#### AIM
Select and copy out every line in the records containing "name".

%%

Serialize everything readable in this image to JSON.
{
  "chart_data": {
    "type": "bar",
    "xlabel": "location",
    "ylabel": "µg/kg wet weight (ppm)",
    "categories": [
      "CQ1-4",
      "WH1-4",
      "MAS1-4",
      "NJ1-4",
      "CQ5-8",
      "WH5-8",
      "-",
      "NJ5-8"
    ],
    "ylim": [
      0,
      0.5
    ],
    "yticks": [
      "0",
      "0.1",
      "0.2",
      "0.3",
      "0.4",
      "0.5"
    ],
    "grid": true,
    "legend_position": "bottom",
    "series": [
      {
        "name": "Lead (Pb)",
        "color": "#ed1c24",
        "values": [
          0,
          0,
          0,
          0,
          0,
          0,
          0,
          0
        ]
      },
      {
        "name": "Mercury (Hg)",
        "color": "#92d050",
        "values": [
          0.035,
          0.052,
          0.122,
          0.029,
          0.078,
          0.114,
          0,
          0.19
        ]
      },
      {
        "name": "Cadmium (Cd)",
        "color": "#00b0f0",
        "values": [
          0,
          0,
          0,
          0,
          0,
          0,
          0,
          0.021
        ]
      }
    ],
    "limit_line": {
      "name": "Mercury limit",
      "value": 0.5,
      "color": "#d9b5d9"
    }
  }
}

%%
%%

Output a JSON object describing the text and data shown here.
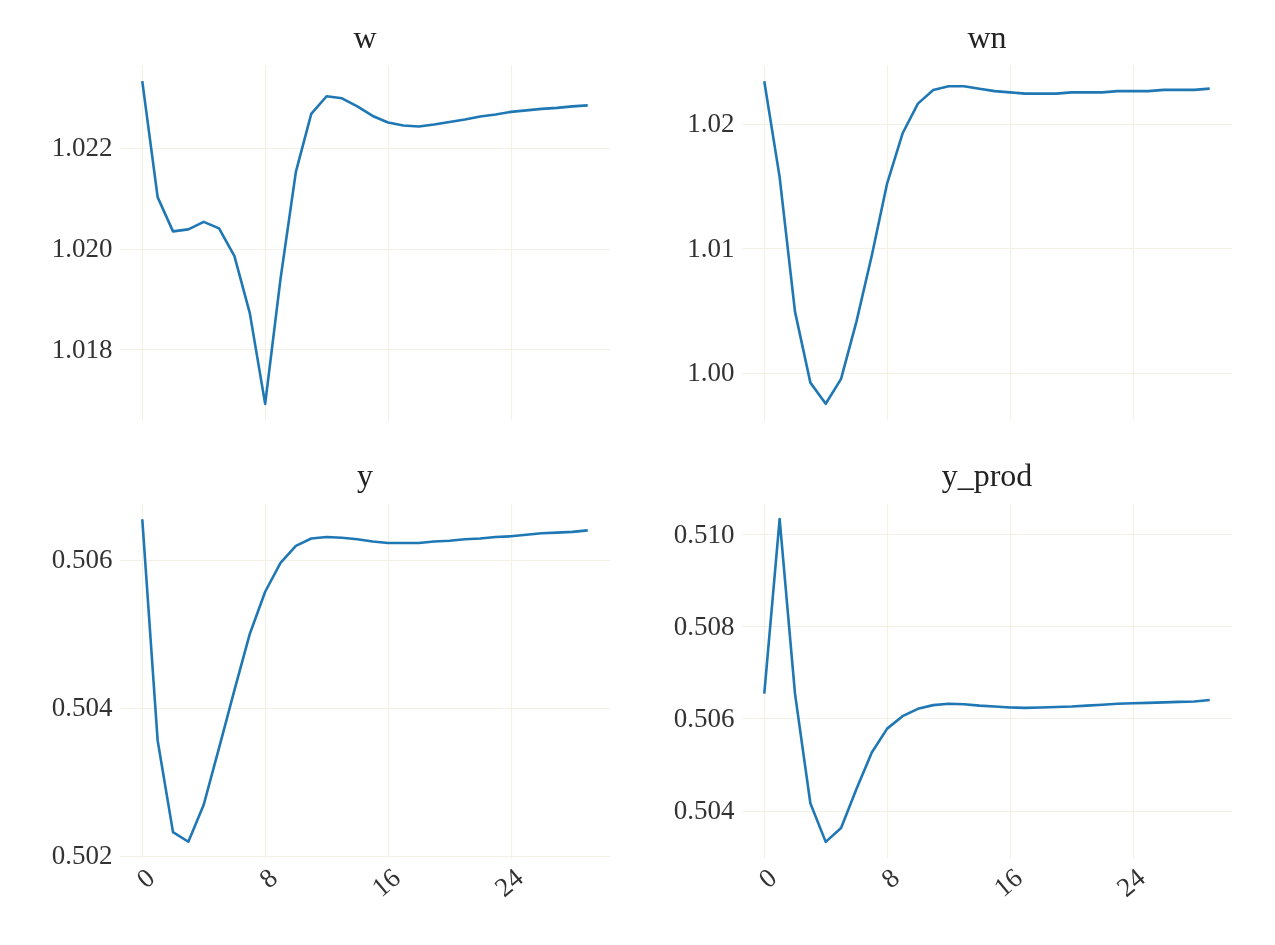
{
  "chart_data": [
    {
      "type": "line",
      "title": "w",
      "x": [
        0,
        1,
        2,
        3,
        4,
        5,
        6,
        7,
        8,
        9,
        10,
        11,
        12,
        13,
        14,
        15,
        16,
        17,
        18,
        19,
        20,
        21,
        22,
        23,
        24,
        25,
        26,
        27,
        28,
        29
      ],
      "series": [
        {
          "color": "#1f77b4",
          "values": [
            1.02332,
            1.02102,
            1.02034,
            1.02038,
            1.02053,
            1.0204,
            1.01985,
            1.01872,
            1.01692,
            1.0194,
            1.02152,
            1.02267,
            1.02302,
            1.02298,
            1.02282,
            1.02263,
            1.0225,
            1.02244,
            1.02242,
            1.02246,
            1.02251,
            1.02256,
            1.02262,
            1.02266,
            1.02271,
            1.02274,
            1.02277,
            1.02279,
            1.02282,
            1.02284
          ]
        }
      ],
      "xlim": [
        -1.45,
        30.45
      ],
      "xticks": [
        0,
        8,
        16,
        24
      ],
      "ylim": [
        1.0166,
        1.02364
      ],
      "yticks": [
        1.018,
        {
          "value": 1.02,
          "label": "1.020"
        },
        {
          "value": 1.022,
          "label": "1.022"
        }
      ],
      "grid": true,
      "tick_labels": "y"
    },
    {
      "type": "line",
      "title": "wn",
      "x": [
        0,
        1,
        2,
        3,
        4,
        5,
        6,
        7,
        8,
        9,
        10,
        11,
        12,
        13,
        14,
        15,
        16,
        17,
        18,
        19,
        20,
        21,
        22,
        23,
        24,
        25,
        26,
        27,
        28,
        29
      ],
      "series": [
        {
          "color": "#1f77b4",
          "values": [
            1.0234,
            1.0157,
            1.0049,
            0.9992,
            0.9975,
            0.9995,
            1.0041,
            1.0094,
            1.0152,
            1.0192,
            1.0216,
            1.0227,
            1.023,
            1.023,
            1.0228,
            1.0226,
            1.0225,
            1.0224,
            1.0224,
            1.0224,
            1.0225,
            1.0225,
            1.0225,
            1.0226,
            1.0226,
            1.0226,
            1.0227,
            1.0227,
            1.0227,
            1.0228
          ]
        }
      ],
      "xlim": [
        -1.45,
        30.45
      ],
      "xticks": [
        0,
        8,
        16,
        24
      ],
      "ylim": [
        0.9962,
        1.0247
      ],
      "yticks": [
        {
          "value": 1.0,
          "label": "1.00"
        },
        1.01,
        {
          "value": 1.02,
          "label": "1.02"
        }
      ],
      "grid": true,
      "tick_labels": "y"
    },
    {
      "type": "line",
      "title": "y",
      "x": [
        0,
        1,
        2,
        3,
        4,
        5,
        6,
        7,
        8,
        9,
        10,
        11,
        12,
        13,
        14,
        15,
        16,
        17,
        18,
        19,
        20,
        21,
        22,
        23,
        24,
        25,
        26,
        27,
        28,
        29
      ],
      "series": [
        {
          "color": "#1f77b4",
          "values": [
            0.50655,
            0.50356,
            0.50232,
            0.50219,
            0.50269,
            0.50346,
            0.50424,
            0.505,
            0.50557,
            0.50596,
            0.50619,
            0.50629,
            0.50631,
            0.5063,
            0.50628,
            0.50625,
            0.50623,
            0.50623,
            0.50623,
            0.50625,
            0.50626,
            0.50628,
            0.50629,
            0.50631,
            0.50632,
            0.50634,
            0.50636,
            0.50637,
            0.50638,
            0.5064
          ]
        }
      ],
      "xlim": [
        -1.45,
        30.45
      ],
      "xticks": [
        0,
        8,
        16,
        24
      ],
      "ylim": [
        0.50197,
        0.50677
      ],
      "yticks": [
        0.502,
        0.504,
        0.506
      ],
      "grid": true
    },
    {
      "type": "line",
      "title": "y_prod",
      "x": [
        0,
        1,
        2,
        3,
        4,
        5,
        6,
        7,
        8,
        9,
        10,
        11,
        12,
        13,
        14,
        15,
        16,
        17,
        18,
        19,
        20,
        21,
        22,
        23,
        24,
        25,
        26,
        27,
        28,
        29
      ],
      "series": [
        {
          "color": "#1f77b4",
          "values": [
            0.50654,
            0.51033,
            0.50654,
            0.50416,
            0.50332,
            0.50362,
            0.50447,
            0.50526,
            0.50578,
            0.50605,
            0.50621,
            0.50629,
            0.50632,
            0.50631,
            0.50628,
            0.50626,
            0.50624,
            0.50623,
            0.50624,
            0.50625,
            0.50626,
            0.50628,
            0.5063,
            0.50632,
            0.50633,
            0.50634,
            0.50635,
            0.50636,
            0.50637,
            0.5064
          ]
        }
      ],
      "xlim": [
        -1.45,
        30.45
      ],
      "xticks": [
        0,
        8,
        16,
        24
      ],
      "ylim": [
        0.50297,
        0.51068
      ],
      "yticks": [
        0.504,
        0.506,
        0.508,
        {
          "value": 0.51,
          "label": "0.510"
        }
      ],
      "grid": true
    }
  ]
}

%%
%%

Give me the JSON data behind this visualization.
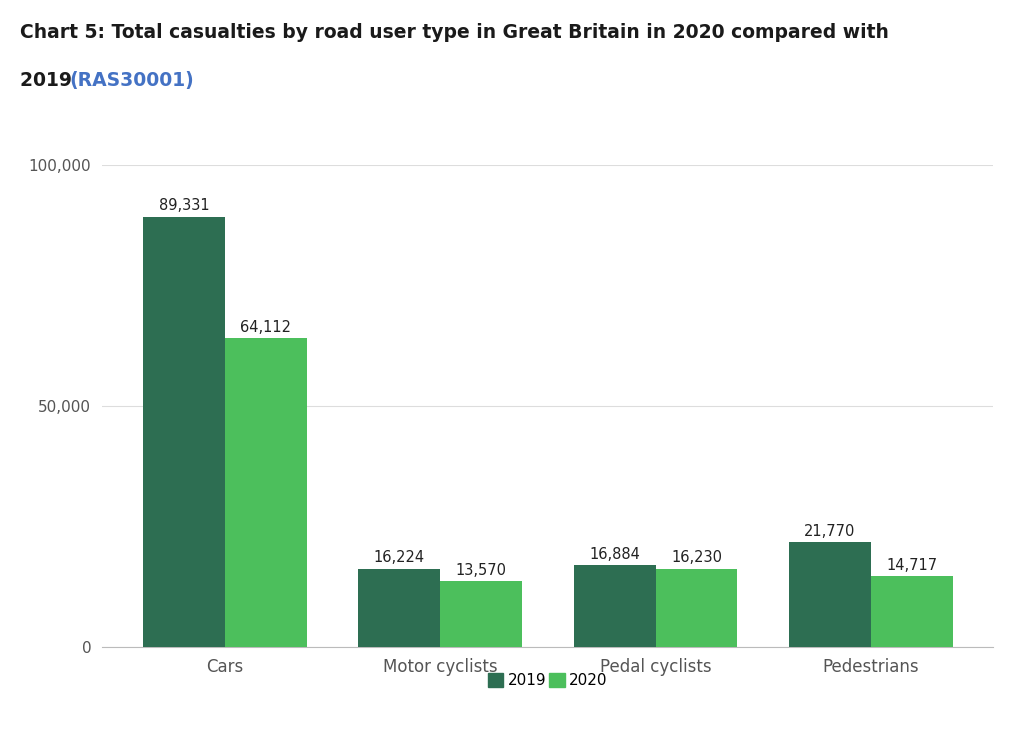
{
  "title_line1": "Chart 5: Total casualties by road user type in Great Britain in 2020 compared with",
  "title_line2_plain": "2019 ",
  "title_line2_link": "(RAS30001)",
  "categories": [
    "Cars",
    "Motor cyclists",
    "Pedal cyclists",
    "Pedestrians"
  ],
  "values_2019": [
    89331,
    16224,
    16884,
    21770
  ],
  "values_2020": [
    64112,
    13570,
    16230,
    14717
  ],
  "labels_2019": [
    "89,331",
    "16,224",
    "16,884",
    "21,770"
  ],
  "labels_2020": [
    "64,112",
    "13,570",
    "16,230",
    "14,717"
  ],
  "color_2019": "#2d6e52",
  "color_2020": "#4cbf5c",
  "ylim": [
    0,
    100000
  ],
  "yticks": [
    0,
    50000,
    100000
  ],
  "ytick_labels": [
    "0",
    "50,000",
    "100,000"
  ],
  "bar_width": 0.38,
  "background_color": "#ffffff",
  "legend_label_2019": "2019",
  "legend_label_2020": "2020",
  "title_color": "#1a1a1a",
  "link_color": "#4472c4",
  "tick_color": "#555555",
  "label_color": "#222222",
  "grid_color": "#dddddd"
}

%%

#### TASK OUTPUT
        "name": "Lead (Pb)",
        "name": "Mercury (Hg)",
        "name": "Cadmium (Cd)",
      "name": "Mercury limit",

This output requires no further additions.